>> begin DATA FOR THIS TASK
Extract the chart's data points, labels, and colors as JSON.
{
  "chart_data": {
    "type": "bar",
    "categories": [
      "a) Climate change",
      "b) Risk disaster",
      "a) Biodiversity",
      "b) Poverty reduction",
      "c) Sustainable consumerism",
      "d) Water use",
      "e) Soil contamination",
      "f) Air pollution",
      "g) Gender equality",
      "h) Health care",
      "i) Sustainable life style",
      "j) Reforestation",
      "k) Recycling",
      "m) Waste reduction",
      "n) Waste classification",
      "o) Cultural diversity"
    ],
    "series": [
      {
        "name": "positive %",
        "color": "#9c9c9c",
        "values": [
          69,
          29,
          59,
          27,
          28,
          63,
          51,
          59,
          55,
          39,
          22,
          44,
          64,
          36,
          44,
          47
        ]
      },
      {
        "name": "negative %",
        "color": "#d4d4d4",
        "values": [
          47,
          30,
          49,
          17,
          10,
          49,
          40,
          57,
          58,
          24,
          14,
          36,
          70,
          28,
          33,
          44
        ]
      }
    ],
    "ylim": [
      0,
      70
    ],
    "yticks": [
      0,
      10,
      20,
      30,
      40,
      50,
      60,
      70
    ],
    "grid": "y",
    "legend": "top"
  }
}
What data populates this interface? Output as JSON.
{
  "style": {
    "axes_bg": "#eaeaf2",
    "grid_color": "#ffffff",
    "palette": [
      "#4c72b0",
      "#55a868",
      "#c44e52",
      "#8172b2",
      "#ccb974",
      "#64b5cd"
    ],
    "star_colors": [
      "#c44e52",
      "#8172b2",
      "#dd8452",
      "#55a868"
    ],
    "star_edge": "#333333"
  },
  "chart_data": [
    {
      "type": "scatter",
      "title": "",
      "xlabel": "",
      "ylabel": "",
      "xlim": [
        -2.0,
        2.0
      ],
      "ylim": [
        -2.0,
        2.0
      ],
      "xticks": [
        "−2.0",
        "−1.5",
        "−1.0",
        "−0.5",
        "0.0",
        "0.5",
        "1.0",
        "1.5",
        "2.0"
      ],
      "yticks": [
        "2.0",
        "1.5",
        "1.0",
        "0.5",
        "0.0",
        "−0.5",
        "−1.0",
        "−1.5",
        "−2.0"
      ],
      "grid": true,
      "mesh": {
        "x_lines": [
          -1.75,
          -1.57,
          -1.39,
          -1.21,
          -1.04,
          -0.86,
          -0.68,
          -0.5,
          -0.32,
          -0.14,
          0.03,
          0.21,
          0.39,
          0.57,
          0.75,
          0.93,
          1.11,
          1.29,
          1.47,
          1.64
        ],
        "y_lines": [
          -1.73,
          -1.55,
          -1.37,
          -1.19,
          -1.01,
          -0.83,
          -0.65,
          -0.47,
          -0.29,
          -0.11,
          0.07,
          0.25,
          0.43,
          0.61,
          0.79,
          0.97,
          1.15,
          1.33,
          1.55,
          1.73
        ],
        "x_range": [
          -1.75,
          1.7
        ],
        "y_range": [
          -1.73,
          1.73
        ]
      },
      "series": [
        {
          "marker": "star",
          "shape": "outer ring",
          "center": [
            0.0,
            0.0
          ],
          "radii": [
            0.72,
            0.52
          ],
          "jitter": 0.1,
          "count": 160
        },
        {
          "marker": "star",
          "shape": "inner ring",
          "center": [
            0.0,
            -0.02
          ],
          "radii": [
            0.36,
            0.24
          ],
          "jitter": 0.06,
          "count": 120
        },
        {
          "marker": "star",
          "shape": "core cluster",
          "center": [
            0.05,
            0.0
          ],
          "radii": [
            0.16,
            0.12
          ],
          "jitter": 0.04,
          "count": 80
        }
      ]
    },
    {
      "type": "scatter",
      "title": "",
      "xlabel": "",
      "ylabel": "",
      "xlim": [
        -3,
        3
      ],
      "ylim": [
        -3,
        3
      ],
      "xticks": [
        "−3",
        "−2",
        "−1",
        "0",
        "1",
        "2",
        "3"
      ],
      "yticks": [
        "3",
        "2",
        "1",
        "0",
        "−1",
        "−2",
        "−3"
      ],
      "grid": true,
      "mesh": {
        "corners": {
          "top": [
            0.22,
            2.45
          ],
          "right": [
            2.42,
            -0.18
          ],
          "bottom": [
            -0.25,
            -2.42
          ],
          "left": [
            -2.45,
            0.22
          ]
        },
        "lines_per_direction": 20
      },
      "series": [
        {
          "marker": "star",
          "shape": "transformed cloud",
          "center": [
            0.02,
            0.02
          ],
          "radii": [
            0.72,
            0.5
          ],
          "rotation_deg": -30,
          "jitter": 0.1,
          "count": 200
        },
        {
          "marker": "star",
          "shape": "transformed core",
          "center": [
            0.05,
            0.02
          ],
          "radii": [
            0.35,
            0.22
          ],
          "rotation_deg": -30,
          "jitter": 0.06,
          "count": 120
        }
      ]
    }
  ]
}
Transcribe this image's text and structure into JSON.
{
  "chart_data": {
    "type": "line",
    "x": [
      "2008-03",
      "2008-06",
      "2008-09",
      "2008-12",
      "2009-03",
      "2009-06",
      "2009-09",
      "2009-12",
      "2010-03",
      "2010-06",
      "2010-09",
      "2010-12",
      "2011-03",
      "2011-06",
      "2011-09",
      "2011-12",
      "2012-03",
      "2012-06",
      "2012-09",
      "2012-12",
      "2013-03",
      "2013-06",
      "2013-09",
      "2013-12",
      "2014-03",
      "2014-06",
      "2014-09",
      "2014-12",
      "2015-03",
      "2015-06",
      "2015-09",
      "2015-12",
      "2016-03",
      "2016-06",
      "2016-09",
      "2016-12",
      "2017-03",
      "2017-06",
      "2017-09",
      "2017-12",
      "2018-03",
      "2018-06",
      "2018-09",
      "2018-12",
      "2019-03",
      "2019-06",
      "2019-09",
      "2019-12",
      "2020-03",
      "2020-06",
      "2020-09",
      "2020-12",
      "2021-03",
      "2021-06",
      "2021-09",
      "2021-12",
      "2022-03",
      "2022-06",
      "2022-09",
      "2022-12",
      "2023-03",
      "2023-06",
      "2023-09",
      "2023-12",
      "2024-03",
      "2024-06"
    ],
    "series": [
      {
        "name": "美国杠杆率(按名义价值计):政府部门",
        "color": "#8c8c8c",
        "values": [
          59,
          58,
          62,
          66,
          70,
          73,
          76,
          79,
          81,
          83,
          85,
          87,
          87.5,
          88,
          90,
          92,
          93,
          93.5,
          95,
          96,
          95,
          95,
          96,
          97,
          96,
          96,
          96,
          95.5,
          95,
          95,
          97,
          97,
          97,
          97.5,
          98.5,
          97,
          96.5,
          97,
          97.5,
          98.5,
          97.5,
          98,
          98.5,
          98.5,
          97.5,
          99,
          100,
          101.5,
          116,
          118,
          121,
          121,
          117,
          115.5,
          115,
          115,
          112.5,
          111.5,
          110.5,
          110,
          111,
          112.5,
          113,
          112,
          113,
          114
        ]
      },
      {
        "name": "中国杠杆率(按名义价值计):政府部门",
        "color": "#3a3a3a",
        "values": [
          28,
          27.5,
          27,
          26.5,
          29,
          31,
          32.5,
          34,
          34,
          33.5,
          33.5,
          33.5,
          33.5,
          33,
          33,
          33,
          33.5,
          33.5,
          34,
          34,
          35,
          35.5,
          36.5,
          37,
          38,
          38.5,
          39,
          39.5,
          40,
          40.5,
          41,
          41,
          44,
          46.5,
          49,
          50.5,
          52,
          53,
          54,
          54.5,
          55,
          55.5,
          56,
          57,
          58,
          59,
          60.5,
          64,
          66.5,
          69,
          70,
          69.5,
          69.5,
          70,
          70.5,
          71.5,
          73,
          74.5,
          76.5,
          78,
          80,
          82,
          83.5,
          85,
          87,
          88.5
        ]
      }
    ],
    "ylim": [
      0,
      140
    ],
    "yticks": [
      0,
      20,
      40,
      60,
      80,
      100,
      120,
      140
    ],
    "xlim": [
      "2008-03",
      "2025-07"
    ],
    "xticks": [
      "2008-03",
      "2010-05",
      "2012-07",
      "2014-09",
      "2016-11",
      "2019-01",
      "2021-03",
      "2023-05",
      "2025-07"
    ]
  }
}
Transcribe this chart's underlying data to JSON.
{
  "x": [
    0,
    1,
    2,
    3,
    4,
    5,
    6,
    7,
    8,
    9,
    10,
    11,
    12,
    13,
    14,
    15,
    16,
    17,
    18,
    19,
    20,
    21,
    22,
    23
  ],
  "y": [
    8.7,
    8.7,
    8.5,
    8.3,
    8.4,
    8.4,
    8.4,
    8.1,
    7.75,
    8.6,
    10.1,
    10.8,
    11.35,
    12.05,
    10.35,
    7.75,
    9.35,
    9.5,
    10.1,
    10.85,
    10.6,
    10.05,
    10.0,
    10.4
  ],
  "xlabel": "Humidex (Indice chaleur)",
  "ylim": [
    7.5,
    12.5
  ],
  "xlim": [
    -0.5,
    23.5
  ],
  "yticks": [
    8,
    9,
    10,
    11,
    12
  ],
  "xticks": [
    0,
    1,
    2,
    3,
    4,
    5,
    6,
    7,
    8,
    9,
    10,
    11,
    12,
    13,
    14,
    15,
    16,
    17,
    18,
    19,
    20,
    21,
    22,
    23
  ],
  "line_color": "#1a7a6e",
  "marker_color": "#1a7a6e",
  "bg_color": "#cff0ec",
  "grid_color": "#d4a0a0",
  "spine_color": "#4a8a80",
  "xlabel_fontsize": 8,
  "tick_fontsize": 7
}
>> end DATA FOR THIS TASK
▸ **TASK STATEMENT**
For the material, find the number of lines holding the word "政府部门" and give that figure and nothing more.

▸ **RESULT OF THE TASK**
2